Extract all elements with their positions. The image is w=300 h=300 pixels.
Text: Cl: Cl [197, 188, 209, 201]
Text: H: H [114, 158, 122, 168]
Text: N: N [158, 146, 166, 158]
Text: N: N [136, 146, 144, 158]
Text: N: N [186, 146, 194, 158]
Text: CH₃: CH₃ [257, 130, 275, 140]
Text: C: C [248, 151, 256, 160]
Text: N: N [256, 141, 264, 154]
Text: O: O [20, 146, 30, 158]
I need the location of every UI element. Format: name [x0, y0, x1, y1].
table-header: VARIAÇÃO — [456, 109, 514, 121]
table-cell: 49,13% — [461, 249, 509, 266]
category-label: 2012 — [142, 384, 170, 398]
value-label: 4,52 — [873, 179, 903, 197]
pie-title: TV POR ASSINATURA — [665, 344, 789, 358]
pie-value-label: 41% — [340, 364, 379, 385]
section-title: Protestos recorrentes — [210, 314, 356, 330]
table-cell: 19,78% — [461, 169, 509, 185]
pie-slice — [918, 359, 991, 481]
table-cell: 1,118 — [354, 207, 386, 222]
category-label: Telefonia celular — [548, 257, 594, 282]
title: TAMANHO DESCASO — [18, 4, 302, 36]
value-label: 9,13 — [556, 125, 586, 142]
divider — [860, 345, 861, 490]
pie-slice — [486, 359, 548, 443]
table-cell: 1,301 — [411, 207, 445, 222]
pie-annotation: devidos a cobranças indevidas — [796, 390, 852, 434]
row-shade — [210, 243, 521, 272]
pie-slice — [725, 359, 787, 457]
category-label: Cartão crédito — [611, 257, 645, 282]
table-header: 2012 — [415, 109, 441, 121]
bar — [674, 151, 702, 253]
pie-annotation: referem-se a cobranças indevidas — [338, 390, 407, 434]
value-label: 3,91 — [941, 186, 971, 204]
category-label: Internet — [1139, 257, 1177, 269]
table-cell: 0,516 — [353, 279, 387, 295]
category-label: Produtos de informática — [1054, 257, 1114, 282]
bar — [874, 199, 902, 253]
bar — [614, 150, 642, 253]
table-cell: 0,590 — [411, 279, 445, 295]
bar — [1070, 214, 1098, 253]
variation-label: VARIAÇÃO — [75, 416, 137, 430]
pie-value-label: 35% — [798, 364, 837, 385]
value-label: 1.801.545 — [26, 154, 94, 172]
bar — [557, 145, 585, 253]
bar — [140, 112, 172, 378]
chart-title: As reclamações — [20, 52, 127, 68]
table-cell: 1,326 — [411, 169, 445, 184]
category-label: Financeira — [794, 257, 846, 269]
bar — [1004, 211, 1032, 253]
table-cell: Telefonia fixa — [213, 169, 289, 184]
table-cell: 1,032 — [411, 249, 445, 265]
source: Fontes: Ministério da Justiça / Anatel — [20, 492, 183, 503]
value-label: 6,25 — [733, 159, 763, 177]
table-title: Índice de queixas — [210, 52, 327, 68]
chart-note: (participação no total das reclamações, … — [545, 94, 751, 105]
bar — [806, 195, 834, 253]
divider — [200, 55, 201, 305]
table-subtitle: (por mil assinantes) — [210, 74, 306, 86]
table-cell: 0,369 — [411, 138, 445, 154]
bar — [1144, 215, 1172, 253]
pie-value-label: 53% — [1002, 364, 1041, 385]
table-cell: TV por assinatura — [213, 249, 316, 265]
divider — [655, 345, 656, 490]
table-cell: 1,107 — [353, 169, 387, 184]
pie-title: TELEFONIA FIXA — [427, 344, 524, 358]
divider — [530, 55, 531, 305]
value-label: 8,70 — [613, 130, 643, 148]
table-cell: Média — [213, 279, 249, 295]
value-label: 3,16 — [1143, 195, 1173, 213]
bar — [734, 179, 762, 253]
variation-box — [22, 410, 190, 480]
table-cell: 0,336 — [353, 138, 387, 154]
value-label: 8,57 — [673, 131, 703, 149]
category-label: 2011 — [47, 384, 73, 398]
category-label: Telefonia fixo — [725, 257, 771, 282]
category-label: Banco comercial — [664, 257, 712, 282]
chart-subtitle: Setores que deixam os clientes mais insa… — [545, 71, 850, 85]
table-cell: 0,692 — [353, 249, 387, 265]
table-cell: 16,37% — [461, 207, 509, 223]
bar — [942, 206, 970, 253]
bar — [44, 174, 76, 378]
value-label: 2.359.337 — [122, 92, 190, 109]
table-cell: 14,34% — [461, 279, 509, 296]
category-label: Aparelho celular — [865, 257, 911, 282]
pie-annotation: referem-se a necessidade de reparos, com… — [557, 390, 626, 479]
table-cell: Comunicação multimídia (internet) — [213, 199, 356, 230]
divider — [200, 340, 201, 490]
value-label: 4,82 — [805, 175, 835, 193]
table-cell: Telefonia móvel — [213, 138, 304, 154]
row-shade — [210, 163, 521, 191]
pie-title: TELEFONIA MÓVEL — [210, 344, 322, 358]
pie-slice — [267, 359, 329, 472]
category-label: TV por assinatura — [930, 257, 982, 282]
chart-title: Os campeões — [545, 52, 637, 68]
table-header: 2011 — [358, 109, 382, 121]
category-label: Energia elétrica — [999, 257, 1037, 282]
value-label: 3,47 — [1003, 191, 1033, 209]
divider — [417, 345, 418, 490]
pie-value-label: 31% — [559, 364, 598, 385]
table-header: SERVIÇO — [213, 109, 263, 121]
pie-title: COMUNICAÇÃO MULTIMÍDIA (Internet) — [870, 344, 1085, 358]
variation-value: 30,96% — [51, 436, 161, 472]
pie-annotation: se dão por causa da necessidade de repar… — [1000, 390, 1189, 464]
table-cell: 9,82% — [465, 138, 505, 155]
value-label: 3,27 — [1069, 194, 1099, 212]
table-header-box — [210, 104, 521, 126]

• • • • •

> [WRITTEN TASK] Copy every line of the records above word for word, changing nothing.

> [PROBLEM SOLUTION]
Extract all elements with their positions. The image is w=300 h=300 pixels.
Text: Cl: Cl [197, 188, 209, 201]
Text: H: H [114, 158, 122, 168]
Text: N: N [158, 146, 166, 158]
Text: N: N [136, 146, 144, 158]
Text: N: N [186, 146, 194, 158]
Text: CH₃: CH₃ [257, 130, 275, 140]
Text: C: C [248, 151, 256, 160]
Text: N: N [256, 141, 264, 154]
Text: O: O [20, 146, 30, 158]
I need the location of every UI element. Format: name [x0, y0, x1, y1].
table-header: VARIAÇÃO — [456, 109, 514, 121]
table-cell: 49,13% — [461, 249, 509, 266]
category-label: 2012 — [142, 384, 170, 398]
value-label: 4,52 — [873, 179, 903, 197]
pie-title: TV POR ASSINATURA — [665, 344, 789, 358]
pie-value-label: 41% — [340, 364, 379, 385]
section-title: Protestos recorrentes — [210, 314, 356, 330]
table-cell: 19,78% — [461, 169, 509, 185]
pie-slice — [918, 359, 991, 481]
table-cell: 1,118 — [354, 207, 386, 222]
category-label: Telefonia celular — [548, 257, 594, 282]
title: TAMANHO DESCASO — [18, 4, 302, 36]
value-label: 9,13 — [556, 125, 586, 142]
divider — [860, 345, 861, 490]
pie-slice — [486, 359, 548, 443]
table-cell: 1,301 — [411, 207, 445, 222]
pie-annotation: devidos a cobranças indevidas — [796, 390, 852, 434]
row-shade — [210, 243, 521, 272]
pie-slice — [725, 359, 787, 457]
category-label: Cartão crédito — [611, 257, 645, 282]
table-header: 2012 — [415, 109, 441, 121]
bar — [674, 151, 702, 253]
pie-annotation: referem-se a cobranças indevidas — [338, 390, 407, 434]
value-label: 3,91 — [941, 186, 971, 204]
category-label: Internet — [1139, 257, 1177, 269]
table-cell: 0,516 — [353, 279, 387, 295]
category-label: Produtos de informática — [1054, 257, 1114, 282]
bar — [874, 199, 902, 253]
bar — [614, 150, 642, 253]
table-cell: 0,590 — [411, 279, 445, 295]
bar — [1070, 214, 1098, 253]
variation-label: VARIAÇÃO — [75, 416, 137, 430]
pie-value-label: 35% — [798, 364, 837, 385]
value-label: 1.801.545 — [26, 154, 94, 172]
bar — [557, 145, 585, 253]
bar — [140, 112, 172, 378]
chart-title: As reclamações — [20, 52, 127, 68]
table-cell: 1,326 — [411, 169, 445, 184]
category-label: Financeira — [794, 257, 846, 269]
bar — [1004, 211, 1032, 253]
table-cell: Telefonia fixa — [213, 169, 289, 184]
table-cell: 1,032 — [411, 249, 445, 265]
source: Fontes: Ministério da Justiça / Anatel — [20, 492, 183, 503]
value-label: 6,25 — [733, 159, 763, 177]
table-title: Índice de queixas — [210, 52, 327, 68]
chart-note: (participação no total das reclamações, … — [545, 94, 751, 105]
bar — [806, 195, 834, 253]
divider — [200, 55, 201, 305]
table-subtitle: (por mil assinantes) — [210, 74, 306, 86]
table-cell: 0,369 — [411, 138, 445, 154]
bar — [1144, 215, 1172, 253]
pie-value-label: 53% — [1002, 364, 1041, 385]
table-cell: TV por assinatura — [213, 249, 316, 265]
divider — [655, 345, 656, 490]
table-cell: 1,107 — [353, 169, 387, 184]
pie-title: TELEFONIA FIXA — [427, 344, 524, 358]
divider — [530, 55, 531, 305]
value-label: 8,70 — [613, 130, 643, 148]
table-cell: Média — [213, 279, 249, 295]
value-label: 3,16 — [1143, 195, 1173, 213]
bar — [734, 179, 762, 253]
variation-box — [22, 410, 190, 480]
table-cell: 0,336 — [353, 138, 387, 154]
value-label: 8,57 — [673, 131, 703, 149]
category-label: 2011 — [47, 384, 73, 398]
category-label: Telefonia fixo — [725, 257, 771, 282]
category-label: Banco comercial — [664, 257, 712, 282]
chart-subtitle: Setores que deixam os clientes mais insa… — [545, 71, 850, 85]
table-cell: 0,692 — [353, 249, 387, 265]
table-cell: 16,37% — [461, 207, 509, 223]
bar — [942, 206, 970, 253]
bar — [44, 174, 76, 378]
value-label: 2.359.337 — [122, 92, 190, 109]
table-cell: 14,34% — [461, 279, 509, 296]
category-label: Aparelho celular — [865, 257, 911, 282]
pie-annotation: referem-se a necessidade de reparos, com… — [557, 390, 626, 479]
table-cell: Comunicação multimídia (internet) — [213, 199, 356, 230]
divider — [200, 340, 201, 490]
value-label: 4,82 — [805, 175, 835, 193]
table-cell: Telefonia móvel — [213, 138, 304, 154]
row-shade — [210, 163, 521, 191]
pie-title: TELEFONIA MÓVEL — [210, 344, 322, 358]
pie-slice — [267, 359, 329, 472]
category-label: TV por assinatura — [930, 257, 982, 282]
chart-title: Os campeões — [545, 52, 637, 68]
table-header: 2011 — [358, 109, 382, 121]
category-label: Energia elétrica — [999, 257, 1037, 282]
value-label: 3,47 — [1003, 191, 1033, 209]
divider — [417, 345, 418, 490]
pie-value-label: 31% — [559, 364, 598, 385]
table-header: SERVIÇO — [213, 109, 263, 121]
pie-title: COMUNICAÇÃO MULTIMÍDIA (Internet) — [870, 344, 1085, 358]
variation-value: 30,96% — [51, 436, 161, 472]
pie-annotation: se dão por causa da necessidade de repar… — [1000, 390, 1189, 464]
table-cell: 9,82% — [465, 138, 505, 155]
value-label: 3,27 — [1069, 194, 1099, 212]
table-header-box — [210, 104, 521, 126]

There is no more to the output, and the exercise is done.